> [THE PROBLEM] The listing below should be written out exactly; please include all of it.
··· RECORDS FOR THE EXERCISE ···
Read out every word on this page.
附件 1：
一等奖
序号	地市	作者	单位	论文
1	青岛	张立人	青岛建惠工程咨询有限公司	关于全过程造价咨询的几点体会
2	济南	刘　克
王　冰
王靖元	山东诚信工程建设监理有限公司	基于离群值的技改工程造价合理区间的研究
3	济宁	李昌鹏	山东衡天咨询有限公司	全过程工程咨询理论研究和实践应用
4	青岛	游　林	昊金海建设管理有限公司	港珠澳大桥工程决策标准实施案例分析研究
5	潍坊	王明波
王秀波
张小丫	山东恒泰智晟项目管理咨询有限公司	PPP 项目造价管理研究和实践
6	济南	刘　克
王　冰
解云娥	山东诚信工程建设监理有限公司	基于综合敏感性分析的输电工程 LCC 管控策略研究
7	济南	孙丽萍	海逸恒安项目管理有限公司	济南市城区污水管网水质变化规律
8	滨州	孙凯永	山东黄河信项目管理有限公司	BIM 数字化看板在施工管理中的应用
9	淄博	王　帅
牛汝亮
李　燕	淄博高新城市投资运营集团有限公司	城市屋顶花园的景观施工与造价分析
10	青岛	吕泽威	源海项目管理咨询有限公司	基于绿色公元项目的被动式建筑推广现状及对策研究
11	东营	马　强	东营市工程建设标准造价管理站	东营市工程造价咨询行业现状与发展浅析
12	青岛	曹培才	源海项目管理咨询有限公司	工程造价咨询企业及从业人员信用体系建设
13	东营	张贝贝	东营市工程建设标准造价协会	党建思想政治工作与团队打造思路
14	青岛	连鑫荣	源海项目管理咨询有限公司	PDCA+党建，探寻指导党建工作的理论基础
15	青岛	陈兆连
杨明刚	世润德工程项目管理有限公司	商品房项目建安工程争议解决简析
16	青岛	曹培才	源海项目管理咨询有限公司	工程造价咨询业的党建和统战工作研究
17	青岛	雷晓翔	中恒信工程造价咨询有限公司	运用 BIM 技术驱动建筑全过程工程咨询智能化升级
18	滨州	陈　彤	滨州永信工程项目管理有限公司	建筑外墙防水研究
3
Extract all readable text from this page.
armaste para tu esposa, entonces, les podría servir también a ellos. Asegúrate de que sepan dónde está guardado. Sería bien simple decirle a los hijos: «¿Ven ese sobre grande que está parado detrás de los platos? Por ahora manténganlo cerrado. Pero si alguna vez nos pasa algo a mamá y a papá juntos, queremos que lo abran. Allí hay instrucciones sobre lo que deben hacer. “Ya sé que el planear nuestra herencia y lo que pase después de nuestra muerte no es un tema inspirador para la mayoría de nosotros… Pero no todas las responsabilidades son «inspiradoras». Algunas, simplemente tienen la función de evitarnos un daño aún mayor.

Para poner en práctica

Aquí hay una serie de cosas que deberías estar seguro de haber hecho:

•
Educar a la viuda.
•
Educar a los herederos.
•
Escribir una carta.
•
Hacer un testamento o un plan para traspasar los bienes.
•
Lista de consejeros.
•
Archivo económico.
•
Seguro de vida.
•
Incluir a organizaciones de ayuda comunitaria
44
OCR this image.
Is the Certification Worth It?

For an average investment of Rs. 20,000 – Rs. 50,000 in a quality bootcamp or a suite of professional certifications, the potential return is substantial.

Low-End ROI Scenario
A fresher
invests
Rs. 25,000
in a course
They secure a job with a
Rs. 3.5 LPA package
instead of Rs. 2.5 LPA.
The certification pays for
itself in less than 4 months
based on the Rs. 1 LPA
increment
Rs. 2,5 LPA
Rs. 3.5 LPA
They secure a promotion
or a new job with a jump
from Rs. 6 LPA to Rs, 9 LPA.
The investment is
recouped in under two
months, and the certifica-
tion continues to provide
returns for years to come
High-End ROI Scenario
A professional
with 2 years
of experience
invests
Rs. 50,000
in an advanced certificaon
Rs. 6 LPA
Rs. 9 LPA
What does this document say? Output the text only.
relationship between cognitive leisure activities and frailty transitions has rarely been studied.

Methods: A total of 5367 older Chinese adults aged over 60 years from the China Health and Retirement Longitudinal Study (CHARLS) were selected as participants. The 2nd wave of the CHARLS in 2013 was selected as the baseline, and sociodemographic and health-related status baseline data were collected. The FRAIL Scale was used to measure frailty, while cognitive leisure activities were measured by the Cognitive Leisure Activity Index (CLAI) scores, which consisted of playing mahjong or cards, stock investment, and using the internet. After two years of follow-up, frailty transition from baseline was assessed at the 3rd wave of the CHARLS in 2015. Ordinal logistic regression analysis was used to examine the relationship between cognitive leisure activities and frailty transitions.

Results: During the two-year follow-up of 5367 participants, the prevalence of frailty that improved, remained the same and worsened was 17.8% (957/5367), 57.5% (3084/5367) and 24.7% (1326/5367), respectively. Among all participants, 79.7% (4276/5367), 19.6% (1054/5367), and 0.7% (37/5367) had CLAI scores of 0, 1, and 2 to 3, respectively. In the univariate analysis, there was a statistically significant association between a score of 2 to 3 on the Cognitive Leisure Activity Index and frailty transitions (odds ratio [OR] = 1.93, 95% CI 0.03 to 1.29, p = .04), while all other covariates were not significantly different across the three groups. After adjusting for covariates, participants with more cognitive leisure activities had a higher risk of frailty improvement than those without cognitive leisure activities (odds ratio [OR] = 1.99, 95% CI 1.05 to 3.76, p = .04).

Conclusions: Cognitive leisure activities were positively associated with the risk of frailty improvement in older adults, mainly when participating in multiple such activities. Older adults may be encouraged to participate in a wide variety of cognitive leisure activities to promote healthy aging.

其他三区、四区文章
···
> [FINAL ANSWER]
Read out every word on this page.
附件 1：
一等奖
序号	地市	作者	单位	论文
1	青岛	张立人	青岛建惠工程咨询有限公司	关于全过程造价咨询的几点体会
2	济南	刘　克
王　冰
王靖元	山东诚信工程建设监理有限公司	基于离群值的技改工程造价合理区间的研究
3	济宁	李昌鹏	山东衡天咨询有限公司	全过程工程咨询理论研究和实践应用
4	青岛	游　林	昊金海建设管理有限公司	港珠澳大桥工程决策标准实施案例分析研究
5	潍坊	王明波
王秀波
张小丫	山东恒泰智晟项目管理咨询有限公司	PPP 项目造价管理研究和实践
6	济南	刘　克
王　冰
解云娥	山东诚信工程建设监理有限公司	基于综合敏感性分析的输电工程 LCC 管控策略研究
7	济南	孙丽萍	海逸恒安项目管理有限公司	济南市城区污水管网水质变化规律
8	滨州	孙凯永	山东黄河信项目管理有限公司	BIM 数字化看板在施工管理中的应用
9	淄博	王　帅
牛汝亮
李　燕	淄博高新城市投资运营集团有限公司	城市屋顶花园的景观施工与造价分析
10	青岛	吕泽威	源海项目管理咨询有限公司	基于绿色公元项目的被动式建筑推广现状及对策研究
11	东营	马　强	东营市工程建设标准造价管理站	东营市工程造价咨询行业现状与发展浅析
12	青岛	曹培才	源海项目管理咨询有限公司	工程造价咨询企业及从业人员信用体系建设
13	东营	张贝贝	东营市工程建设标准造价协会	党建思想政治工作与团队打造思路
14	青岛	连鑫荣	源海项目管理咨询有限公司	PDCA+党建，探寻指导党建工作的理论基础
15	青岛	陈兆连
杨明刚	世润德工程项目管理有限公司	商品房项目建安工程争议解决简析
16	青岛	曹培才	源海项目管理咨询有限公司	工程造价咨询业的党建和统战工作研究
17	青岛	雷晓翔	中恒信工程造价咨询有限公司	运用 BIM 技术驱动建筑全过程工程咨询智能化升级
18	滨州	陈　彤	滨州永信工程项目管理有限公司	建筑外墙防水研究
3
Extract all readable text from this page.
armaste para tu esposa, entonces, les podría servir también a ellos. Asegúrate de que sepan dónde está guardado. Sería bien simple decirle a los hijos: «¿Ven ese sobre grande que está parado detrás de los platos? Por ahora manténganlo cerrado. Pero si alguna vez nos pasa algo a mamá y a papá juntos, queremos que lo abran. Allí hay instrucciones sobre lo que deben hacer. “Ya sé que el planear nuestra herencia y lo que pase después de nuestra muerte no es un tema inspirador para la mayoría de nosotros… Pero no todas las responsabilidades son «inspiradoras». Algunas, simplemente tienen la función de evitarnos un daño aún mayor.

Para poner en práctica

Aquí hay una serie de cosas que deberías estar seguro de haber hecho:

•
Educar a la viuda.
•
Educar a los herederos.
•
Escribir una carta.
•
Hacer un testamento o un plan para traspasar los bienes.
•
Lista de consejeros.
•
Archivo económico.
•
Seguro de vida.
•
Incluir a organizaciones de ayuda comunitaria
44
OCR this image.
Is the Certification Worth It?

For an average investment of Rs. 20,000 – Rs. 50,000 in a quality bootcamp or a suite of professional certifications, the potential return is substantial.

Low-End ROI Scenario
A fresher
invests
Rs. 25,000
in a course
They secure a job with a
Rs. 3.5 LPA package
instead of Rs. 2.5 LPA.
The certification pays for
itself in less than 4 months
based on the Rs. 1 LPA
increment
Rs. 2,5 LPA
Rs. 3.5 LPA
They secure a promotion
or a new job with a jump
from Rs. 6 LPA to Rs, 9 LPA.
The investment is
recouped in under two
months, and the certifica-
tion continues to provide
returns for years to come
High-End ROI Scenario
A professional
with 2 years
of experience
invests
Rs. 50,000
in an advanced certificaon
Rs. 6 LPA
Rs. 9 LPA
What does this document say? Output the text only.
relationship between cognitive leisure activities and frailty transitions has rarely been studied.

Methods: A total of 5367 older Chinese adults aged over 60 years from the China Health and Retirement Longitudinal Study (CHARLS) were selected as participants. The 2nd wave of the CHARLS in 2013 was selected as the baseline, and sociodemographic and health-related status baseline data were collected. The FRAIL Scale was used to measure frailty, while cognitive leisure activities were measured by the Cognitive Leisure Activity Index (CLAI) scores, which consisted of playing mahjong or cards, stock investment, and using the internet. After two years of follow-up, frailty transition from baseline was assessed at the 3rd wave of the CHARLS in 2015. Ordinal logistic regression analysis was used to examine the relationship between cognitive leisure activities and frailty transitions.

Results: During the two-year follow-up of 5367 participants, the prevalence of frailty that improved, remained the same and worsened was 17.8% (957/5367), 57.5% (3084/5367) and 24.7% (1326/5367), respectively. Among all participants, 79.7% (4276/5367), 19.6% (1054/5367), and 0.7% (37/5367) had CLAI scores of 0, 1, and 2 to 3, respectively. In the univariate analysis, there was a statistically significant association between a score of 2 to 3 on the Cognitive Leisure Activity Index and frailty transitions (odds ratio [OR] = 1.93, 95% CI 0.03 to 1.29, p = .04), while all other covariates were not significantly different across the three groups. After adjusting for covariates, participants with more cognitive leisure activities had a higher risk of frailty improvement than those without cognitive leisure activities (odds ratio [OR] = 1.99, 95% CI 1.05 to 3.76, p = .04).

Conclusions: Cognitive leisure activities were positively associated with the risk of frailty improvement in older adults, mainly when participating in multiple such activities. Older adults may be encouraged to participate in a wide variety of cognitive leisure activities to promote healthy aging.

其他三区、四区文章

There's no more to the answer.